Exercise task
Copy the listing from its first line through the line with "x-tick-label: 2002 <box>551 456 589 475</box>", changing "Fiscal Year" to "Calendar Year" and leaving everything else as it is.

Exercise material

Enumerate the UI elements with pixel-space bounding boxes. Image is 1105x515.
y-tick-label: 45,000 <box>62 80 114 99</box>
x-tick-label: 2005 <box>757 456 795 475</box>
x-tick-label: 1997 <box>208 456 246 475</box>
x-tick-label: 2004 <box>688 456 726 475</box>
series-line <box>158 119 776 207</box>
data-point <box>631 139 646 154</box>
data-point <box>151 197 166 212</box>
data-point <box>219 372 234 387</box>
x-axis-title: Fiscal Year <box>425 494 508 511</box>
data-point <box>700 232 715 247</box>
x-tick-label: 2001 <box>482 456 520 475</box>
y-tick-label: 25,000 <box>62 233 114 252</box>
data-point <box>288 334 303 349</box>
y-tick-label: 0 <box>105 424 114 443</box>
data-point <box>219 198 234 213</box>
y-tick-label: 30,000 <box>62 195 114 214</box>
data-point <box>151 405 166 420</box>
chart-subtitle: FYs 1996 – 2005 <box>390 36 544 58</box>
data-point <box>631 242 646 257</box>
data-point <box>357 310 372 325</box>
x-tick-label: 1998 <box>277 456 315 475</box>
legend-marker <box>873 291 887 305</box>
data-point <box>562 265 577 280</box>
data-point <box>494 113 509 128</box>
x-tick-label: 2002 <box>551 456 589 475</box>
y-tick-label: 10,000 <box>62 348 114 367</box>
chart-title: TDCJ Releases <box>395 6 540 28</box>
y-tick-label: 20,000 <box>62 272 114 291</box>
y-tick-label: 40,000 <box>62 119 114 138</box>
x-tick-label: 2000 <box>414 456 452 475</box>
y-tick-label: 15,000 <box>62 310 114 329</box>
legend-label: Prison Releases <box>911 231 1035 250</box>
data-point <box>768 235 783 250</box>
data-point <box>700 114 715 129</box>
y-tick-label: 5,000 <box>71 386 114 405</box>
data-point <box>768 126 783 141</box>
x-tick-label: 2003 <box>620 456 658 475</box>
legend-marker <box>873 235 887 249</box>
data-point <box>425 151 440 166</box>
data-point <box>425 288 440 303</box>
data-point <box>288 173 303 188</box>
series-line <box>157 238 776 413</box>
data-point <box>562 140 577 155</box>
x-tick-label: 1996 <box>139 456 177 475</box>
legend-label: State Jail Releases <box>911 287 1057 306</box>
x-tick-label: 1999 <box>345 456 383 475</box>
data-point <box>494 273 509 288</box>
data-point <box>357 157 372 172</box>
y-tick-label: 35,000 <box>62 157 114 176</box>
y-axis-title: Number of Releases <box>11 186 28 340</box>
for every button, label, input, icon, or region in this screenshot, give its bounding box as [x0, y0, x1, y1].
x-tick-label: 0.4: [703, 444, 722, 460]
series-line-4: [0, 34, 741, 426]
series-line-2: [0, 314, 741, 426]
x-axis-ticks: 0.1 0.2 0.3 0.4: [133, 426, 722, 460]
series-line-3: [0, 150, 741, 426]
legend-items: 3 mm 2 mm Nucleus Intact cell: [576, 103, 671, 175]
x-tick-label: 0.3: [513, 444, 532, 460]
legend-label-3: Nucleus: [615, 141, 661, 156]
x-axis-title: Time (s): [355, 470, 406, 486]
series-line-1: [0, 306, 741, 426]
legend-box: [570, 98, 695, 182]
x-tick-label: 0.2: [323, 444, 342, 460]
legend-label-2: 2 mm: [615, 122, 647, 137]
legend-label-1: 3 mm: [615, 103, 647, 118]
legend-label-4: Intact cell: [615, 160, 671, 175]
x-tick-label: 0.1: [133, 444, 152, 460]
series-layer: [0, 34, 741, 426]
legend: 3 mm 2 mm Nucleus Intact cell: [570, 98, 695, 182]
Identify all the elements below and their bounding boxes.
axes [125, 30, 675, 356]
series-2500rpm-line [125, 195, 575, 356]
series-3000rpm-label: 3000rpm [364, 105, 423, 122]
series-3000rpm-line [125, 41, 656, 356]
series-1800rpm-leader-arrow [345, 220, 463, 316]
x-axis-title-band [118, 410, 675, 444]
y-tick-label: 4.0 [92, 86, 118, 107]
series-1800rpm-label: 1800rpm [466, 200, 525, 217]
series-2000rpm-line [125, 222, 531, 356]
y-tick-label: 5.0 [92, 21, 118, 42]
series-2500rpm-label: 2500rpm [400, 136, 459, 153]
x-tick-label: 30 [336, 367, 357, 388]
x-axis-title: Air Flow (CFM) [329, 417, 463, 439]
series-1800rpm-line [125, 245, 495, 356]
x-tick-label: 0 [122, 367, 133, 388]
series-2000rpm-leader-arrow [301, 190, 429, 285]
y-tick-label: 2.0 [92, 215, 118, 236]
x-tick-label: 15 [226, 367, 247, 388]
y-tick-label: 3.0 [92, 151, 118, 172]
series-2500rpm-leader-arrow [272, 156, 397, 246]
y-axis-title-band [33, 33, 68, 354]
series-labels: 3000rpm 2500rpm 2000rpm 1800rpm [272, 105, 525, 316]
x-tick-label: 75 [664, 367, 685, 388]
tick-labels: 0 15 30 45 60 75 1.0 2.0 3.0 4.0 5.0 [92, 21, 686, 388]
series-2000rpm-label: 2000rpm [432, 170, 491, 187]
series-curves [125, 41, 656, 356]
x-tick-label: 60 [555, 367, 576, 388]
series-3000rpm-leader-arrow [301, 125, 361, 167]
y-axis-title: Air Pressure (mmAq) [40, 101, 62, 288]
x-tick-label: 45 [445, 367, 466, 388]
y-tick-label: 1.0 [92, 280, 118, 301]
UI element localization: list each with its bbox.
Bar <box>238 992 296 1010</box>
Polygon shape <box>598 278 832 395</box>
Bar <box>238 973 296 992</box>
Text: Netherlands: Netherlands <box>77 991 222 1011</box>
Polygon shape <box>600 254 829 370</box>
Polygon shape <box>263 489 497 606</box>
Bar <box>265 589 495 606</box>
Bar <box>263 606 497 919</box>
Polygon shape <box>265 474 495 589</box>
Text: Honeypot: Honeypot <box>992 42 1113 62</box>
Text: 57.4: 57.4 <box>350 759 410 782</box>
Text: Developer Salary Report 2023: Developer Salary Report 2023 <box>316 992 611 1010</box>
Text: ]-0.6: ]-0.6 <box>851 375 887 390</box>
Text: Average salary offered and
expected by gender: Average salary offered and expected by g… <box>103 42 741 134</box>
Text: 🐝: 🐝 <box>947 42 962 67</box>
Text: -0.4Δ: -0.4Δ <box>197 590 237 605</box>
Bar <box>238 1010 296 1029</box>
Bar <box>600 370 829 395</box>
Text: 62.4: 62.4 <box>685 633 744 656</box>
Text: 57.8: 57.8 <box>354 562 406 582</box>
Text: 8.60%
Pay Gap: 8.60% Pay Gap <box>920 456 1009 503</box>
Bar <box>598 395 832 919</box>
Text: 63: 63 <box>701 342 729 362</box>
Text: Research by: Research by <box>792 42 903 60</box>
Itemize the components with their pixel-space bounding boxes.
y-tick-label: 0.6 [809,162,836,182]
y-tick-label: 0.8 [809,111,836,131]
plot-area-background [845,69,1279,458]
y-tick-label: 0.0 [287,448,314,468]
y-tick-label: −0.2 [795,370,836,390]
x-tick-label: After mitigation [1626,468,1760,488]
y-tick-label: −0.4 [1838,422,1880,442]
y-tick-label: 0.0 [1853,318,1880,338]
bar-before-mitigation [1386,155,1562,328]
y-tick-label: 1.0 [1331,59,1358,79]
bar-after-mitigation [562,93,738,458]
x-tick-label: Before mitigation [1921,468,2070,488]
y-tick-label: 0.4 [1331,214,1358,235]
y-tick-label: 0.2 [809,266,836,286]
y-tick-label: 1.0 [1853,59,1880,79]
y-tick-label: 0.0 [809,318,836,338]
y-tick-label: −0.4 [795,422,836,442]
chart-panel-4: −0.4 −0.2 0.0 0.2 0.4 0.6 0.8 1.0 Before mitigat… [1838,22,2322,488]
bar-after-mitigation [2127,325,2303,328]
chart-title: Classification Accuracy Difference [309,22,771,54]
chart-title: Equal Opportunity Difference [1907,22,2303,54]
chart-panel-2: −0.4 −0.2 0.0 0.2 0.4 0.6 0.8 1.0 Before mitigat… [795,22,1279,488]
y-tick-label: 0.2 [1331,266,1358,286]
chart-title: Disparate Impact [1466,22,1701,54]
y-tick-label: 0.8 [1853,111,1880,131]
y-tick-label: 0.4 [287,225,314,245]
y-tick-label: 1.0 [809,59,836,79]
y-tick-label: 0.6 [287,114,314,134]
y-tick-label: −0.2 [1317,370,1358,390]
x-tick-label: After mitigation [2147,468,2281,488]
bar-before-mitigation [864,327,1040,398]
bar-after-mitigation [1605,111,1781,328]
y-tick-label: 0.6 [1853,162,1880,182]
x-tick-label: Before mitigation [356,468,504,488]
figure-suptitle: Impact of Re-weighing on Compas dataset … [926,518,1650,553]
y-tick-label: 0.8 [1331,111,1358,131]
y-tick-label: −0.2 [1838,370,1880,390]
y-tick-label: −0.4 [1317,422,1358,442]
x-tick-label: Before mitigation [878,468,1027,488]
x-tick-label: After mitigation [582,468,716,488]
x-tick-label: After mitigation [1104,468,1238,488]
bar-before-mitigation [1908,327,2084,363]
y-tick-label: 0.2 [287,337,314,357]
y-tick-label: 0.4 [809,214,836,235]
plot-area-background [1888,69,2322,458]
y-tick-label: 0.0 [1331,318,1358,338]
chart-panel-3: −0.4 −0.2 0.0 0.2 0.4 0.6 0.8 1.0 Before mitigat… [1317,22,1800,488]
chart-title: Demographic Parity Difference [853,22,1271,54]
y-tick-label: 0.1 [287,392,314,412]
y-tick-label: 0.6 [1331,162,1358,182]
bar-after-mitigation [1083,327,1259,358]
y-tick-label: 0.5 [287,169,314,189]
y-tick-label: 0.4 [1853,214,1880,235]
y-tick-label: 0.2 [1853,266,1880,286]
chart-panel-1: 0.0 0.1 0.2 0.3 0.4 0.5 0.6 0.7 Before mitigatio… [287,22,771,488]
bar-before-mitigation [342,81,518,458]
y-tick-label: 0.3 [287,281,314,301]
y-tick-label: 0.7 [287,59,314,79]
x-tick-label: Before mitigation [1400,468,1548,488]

Full answer
Enumerate the UI elements with pixel-space bounding boxes. Image is 1105x515.
y-tick-label: 45,000 <box>62 80 114 99</box>
x-tick-label: 2005 <box>757 456 795 475</box>
x-tick-label: 1997 <box>208 456 246 475</box>
x-tick-label: 2004 <box>688 456 726 475</box>
series-line <box>158 119 776 207</box>
data-point <box>631 139 646 154</box>
data-point <box>151 197 166 212</box>
data-point <box>219 372 234 387</box>
x-axis-title: Calendar Year <box>425 494 508 511</box>
data-point <box>700 232 715 247</box>
x-tick-label: 2001 <box>482 456 520 475</box>
y-tick-label: 25,000 <box>62 233 114 252</box>
data-point <box>288 334 303 349</box>
y-tick-label: 0 <box>105 424 114 443</box>
data-point <box>219 198 234 213</box>
y-tick-label: 30,000 <box>62 195 114 214</box>
data-point <box>151 405 166 420</box>
chart-subtitle: FYs 1996 – 2005 <box>390 36 544 58</box>
data-point <box>631 242 646 257</box>
data-point <box>357 310 372 325</box>
x-tick-label: 1998 <box>277 456 315 475</box>
legend-marker <box>873 291 887 305</box>
data-point <box>562 265 577 280</box>
data-point <box>494 113 509 128</box>
x-tick-label: 2002 <box>551 456 589 475</box>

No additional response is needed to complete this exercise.